## REQUIRED TASK
Transcribe all of the material exactly.

## INFORMATION SUPPLIED

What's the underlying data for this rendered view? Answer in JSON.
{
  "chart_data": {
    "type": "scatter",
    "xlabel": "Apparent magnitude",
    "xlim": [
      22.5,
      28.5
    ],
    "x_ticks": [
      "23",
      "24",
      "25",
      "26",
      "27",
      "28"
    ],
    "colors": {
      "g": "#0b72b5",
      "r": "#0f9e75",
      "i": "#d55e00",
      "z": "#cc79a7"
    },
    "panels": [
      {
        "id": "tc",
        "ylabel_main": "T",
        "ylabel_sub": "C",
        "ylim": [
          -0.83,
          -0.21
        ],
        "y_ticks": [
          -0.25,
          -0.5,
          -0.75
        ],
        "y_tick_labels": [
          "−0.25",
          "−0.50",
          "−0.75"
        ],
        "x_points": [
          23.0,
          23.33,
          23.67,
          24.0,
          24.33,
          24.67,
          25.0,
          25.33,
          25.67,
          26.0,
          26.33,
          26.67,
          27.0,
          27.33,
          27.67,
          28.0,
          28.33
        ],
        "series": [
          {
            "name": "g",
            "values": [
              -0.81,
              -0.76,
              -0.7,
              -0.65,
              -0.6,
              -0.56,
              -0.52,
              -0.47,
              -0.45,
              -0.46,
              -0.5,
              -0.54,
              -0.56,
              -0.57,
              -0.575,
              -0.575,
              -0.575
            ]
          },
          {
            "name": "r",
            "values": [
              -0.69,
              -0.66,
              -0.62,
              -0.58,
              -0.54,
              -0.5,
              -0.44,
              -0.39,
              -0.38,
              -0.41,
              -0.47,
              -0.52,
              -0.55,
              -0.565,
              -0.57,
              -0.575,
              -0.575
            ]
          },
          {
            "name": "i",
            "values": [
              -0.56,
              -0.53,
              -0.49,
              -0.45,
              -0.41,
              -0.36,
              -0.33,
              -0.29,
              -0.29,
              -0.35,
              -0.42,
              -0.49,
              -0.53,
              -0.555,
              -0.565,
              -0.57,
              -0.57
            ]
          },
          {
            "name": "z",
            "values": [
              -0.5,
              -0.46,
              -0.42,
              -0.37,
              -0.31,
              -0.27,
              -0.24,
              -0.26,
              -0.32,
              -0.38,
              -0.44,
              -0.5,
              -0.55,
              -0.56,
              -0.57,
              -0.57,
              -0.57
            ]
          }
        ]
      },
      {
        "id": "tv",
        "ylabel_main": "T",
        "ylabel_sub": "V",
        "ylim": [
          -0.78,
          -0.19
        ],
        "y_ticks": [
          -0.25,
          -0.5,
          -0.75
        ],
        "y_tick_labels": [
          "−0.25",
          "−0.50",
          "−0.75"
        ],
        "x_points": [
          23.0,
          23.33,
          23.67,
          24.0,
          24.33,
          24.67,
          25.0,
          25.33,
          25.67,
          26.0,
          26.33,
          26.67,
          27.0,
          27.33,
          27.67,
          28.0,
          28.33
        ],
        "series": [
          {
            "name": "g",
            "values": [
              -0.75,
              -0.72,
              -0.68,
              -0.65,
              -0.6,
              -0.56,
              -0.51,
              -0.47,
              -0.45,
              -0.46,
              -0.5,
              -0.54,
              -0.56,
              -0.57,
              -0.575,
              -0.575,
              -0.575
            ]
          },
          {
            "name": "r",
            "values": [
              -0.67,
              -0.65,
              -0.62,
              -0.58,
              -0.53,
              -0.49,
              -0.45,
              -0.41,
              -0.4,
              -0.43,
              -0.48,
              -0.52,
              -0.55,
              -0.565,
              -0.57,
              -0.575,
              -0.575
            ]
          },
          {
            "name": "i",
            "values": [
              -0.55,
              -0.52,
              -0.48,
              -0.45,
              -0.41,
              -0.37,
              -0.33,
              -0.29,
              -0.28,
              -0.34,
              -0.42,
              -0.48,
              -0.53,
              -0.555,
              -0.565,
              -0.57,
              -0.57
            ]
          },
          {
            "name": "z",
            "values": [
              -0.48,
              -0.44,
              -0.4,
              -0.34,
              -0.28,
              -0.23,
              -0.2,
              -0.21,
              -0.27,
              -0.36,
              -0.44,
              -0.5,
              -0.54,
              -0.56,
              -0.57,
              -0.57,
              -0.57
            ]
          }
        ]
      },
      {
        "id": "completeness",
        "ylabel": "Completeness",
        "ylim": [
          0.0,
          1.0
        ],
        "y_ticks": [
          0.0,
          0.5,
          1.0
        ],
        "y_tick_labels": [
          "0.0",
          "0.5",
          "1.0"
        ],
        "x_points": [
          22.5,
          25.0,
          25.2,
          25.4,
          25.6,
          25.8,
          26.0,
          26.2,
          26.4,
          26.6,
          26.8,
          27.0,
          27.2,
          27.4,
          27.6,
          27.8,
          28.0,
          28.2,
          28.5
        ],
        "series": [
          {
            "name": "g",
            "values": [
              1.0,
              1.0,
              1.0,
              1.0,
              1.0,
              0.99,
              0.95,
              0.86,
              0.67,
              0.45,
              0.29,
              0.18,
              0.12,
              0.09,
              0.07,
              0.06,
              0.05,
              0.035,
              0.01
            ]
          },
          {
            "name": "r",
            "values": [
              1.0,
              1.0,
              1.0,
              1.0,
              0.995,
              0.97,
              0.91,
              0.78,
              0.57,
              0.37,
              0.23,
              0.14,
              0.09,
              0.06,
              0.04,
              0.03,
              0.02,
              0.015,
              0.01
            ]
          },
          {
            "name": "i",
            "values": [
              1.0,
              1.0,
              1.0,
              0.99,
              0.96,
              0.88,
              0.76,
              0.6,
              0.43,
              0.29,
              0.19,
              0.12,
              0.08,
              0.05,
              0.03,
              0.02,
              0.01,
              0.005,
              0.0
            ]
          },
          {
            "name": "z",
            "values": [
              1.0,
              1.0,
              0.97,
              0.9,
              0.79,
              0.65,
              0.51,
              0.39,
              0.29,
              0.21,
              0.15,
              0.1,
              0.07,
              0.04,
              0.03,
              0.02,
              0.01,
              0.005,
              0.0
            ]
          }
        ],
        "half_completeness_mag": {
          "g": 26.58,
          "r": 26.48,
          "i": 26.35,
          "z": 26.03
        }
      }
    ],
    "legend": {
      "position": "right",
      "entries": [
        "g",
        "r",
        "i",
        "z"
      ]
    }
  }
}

## ANSWER TO THE EXERCISE
What's the underlying data for this rendered view? Answer in JSON.
{
  "chart_data": {
    "type": "scatter",
    "xlabel": "Apparent magnitude",
    "xlim": [
      22.5,
      28.5
    ],
    "x_ticks": [
      "23",
      "24",
      "25",
      "26",
      "27",
      "28"
    ],
    "colors": {
      "g": "#0b72b5",
      "r": "#0f9e75",
      "i": "#d55e00",
      "z": "#cc79a7"
    },
    "panels": [
      {
        "id": "tc",
        "ylabel_main": "T",
        "ylabel_sub": "C",
        "ylim": [
          -0.83,
          -0.21
        ],
        "y_ticks": [
          -0.25,
          -0.5,
          -0.75
        ],
        "y_tick_labels": [
          "−0.25",
          "−0.50",
          "−0.75"
        ],
        "x_points": [
          23.0,
          23.33,
          23.67,
          24.0,
          24.33,
          24.67,
          25.0,
          25.33,
          25.67,
          26.0,
          26.33,
          26.67,
          27.0,
          27.33,
          27.67,
          28.0,
          28.33
        ],
        "series": [
          {
            "name": "g",
            "values": [
              -0.81,
              -0.76,
              -0.7,
              -0.65,
              -0.6,
              -0.56,
              -0.52,
              -0.47,
              -0.45,
              -0.46,
              -0.5,
              -0.54,
              -0.56,
              -0.57,
              -0.575,
              -0.575,
              -0.575
            ]
          },
          {
            "name": "r",
            "values": [
              -0.69,
              -0.66,
              -0.62,
              -0.58,
              -0.54,
              -0.5,
              -0.44,
              -0.39,
              -0.38,
              -0.41,
              -0.47,
              -0.52,
              -0.55,
              -0.565,
              -0.57,
              -0.575,
              -0.575
            ]
          },
          {
            "name": "i",
            "values": [
              -0.56,
              -0.53,
              -0.49,
              -0.45,
              -0.41,
              -0.36,
              -0.33,
              -0.29,
              -0.29,
              -0.35,
              -0.42,
              -0.49,
              -0.53,
              -0.555,
              -0.565,
              -0.57,
              -0.57
            ]
          },
          {
            "name": "z",
            "values": [
              -0.5,
              -0.46,
              -0.42,
              -0.37,
              -0.31,
              -0.27,
              -0.24,
              -0.26,
              -0.32,
              -0.38,
              -0.44,
              -0.5,
              -0.55,
              -0.56,
              -0.57,
              -0.57,
              -0.57
            ]
          }
        ]
      },
      {
        "id": "tv",
        "ylabel_main": "T",
        "ylabel_sub": "V",
        "ylim": [
          -0.78,
          -0.19
        ],
        "y_ticks": [
          -0.25,
          -0.5,
          -0.75
        ],
        "y_tick_labels": [
          "−0.25",
          "−0.50",
          "−0.75"
        ],
        "x_points": [
          23.0,
          23.33,
          23.67,
          24.0,
          24.33,
          24.67,
          25.0,
          25.33,
          25.67,
          26.0,
          26.33,
          26.67,
          27.0,
          27.33,
          27.67,
          28.0,
          28.33
        ],
        "series": [
          {
            "name": "g",
            "values": [
              -0.75,
              -0.72,
              -0.68,
              -0.65,
              -0.6,
              -0.56,
              -0.51,
              -0.47,
              -0.45,
              -0.46,
              -0.5,
              -0.54,
              -0.56,
              -0.57,
              -0.575,
              -0.575,
              -0.575
            ]
          },
          {
            "name": "r",
            "values": [
              -0.67,
              -0.65,
              -0.62,
              -0.58,
              -0.53,
              -0.49,
              -0.45,
              -0.41,
              -0.4,
              -0.43,
              -0.48,
              -0.52,
              -0.55,
              -0.565,
              -0.57,
              -0.575,
              -0.575
            ]
          },
          {
            "name": "i",
            "values": [
              -0.55,
              -0.52,
              -0.48,
              -0.45,
              -0.41,
              -0.37,
              -0.33,
              -0.29,
              -0.28,
              -0.34,
              -0.42,
              -0.48,
              -0.53,
              -0.555,
              -0.565,
              -0.57,
              -0.57
            ]
          },
          {
            "name": "z",
            "values": [
              -0.48,
              -0.44,
              -0.4,
              -0.34,
              -0.28,
              -0.23,
              -0.2,
              -0.21,
              -0.27,
              -0.36,
              -0.44,
              -0.5,
              -0.54,
              -0.56,
              -0.57,
              -0.57,
              -0.57
            ]
          }
        ]
      },
      {
        "id": "completeness",
        "ylabel": "Completeness",
        "ylim": [
          0.0,
          1.0
        ],
        "y_ticks": [
          0.0,
          0.5,
          1.0
        ],
        "y_tick_labels": [
          "0.0",
          "0.5",
          "1.0"
        ],
        "x_points": [
          22.5,
          25.0,
          25.2,
          25.4,
          25.6,
          25.8,
          26.0,
          26.2,
          26.4,
          26.6,
          26.8,
          27.0,
          27.2,
          27.4,
          27.6,
          27.8,
          28.0,
          28.2,
          28.5
        ],
        "series": [
          {
            "name": "g",
            "values": [
              1.0,
              1.0,
              1.0,
              1.0,
              1.0,
              0.99,
              0.95,
              0.86,
              0.67,
              0.45,
              0.29,
              0.18,
              0.12,
              0.09,
              0.07,
              0.06,
              0.05,
              0.035,
              0.01
            ]
          },
          {
            "name": "r",
            "values": [
              1.0,
              1.0,
              1.0,
              1.0,
              0.995,
              0.97,
              0.91,
              0.78,
              0.57,
              0.37,
              0.23,
              0.14,
              0.09,
              0.06,
              0.04,
              0.03,
              0.02,
              0.015,
              0.01
            ]
          },
          {
            "name": "i",
            "values": [
              1.0,
              1.0,
              1.0,
              0.99,
              0.96,
              0.88,
              0.76,
              0.6,
              0.43,
              0.29,
              0.19,
              0.12,
              0.08,
              0.05,
              0.03,
              0.02,
              0.01,
              0.005,
              0.0
            ]
          },
          {
            "name": "z",
            "values": [
              1.0,
              1.0,
              0.97,
              0.9,
              0.79,
              0.65,
              0.51,
              0.39,
              0.29,
              0.21,
              0.15,
              0.1,
              0.07,
              0.04,
              0.03,
              0.02,
              0.01,
              0.005,
              0.0
            ]
          }
        ],
        "half_completeness_mag": {
          "g": 26.58,
          "r": 26.48,
          "i": 26.35,
          "z": 26.03
        }
      }
    ],
    "legend": {
      "position": "right",
      "entries": [
        "g",
        "r",
        "i",
        "z"
      ]
    }
  }
}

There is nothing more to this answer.